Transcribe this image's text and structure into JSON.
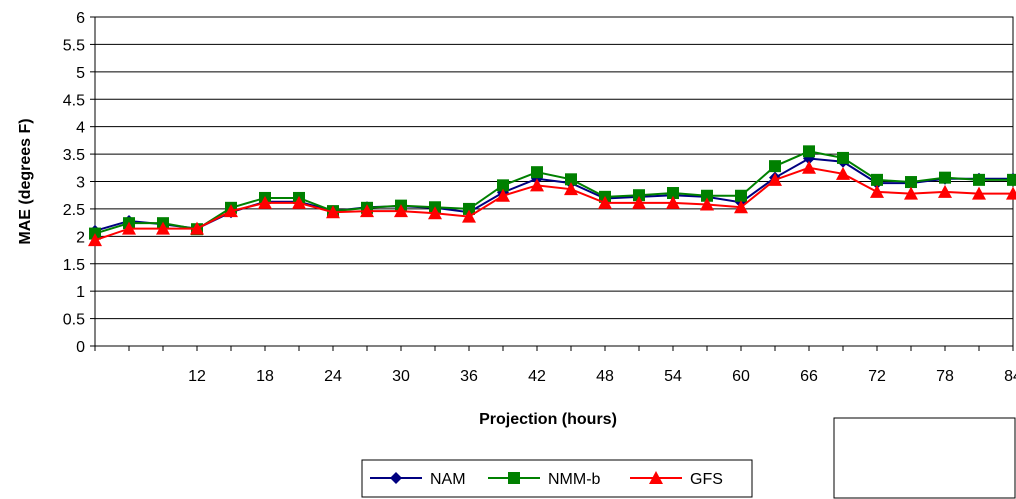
{
  "chart_data": {
    "type": "line",
    "xlabel": "Projection (hours)",
    "ylabel": "MAE (degrees F)",
    "ylim": [
      0,
      6
    ],
    "yticks": [
      0,
      0.5,
      1,
      1.5,
      2,
      2.5,
      3,
      3.5,
      4,
      4.5,
      5,
      5.5,
      6
    ],
    "ytick_labels": [
      "0",
      "0.5",
      "1",
      "1.5",
      "2",
      "2.5",
      "3",
      "3.5",
      "4",
      "4.5",
      "5",
      "5.5",
      "6"
    ],
    "xlim": [
      3,
      84
    ],
    "xticks": [
      12,
      18,
      24,
      30,
      36,
      42,
      48,
      54,
      60,
      66,
      72,
      78,
      84
    ],
    "xtick_labels": [
      "12",
      "18",
      "24",
      "30",
      "36",
      "42",
      "48",
      "54",
      "60",
      "66",
      "72",
      "78",
      "84"
    ],
    "x": [
      3,
      6,
      9,
      12,
      15,
      18,
      21,
      24,
      27,
      30,
      33,
      36,
      39,
      42,
      45,
      48,
      51,
      54,
      57,
      60,
      63,
      66,
      69,
      72,
      75,
      78,
      81,
      84
    ],
    "grid": "horizontal",
    "legend_position": "bottom",
    "series": [
      {
        "name": "NAM",
        "color": "#000080",
        "marker": "diamond",
        "values": [
          2.1,
          2.28,
          2.22,
          2.14,
          2.44,
          2.63,
          2.63,
          2.46,
          2.53,
          2.55,
          2.52,
          2.44,
          2.8,
          3.05,
          2.97,
          2.69,
          2.72,
          2.75,
          2.72,
          2.62,
          3.07,
          3.42,
          3.36,
          2.97,
          2.97,
          3.05,
          3.05,
          3.05
        ]
      },
      {
        "name": "NMM-b",
        "color": "#008000",
        "marker": "square",
        "values": [
          2.05,
          2.24,
          2.24,
          2.13,
          2.52,
          2.7,
          2.7,
          2.46,
          2.52,
          2.56,
          2.53,
          2.5,
          2.93,
          3.17,
          3.04,
          2.72,
          2.75,
          2.79,
          2.74,
          2.74,
          3.28,
          3.55,
          3.43,
          3.03,
          2.99,
          3.07,
          3.03,
          3.03
        ]
      },
      {
        "name": "GFS",
        "color": "#ff0000",
        "marker": "triangle",
        "values": [
          1.93,
          2.14,
          2.14,
          2.14,
          2.46,
          2.61,
          2.61,
          2.44,
          2.46,
          2.46,
          2.42,
          2.36,
          2.74,
          2.93,
          2.86,
          2.61,
          2.61,
          2.61,
          2.58,
          2.53,
          3.03,
          3.25,
          3.14,
          2.81,
          2.78,
          2.81,
          2.78,
          2.78
        ]
      }
    ]
  }
}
# # # # #
▶ [TASK TO CARRY OUT] Which lines include the word "marker"? List them all.

▶ [SOLUTION BELOW]
        "marker": "diamond",
        "marker": "square",
        "marker": "triangle",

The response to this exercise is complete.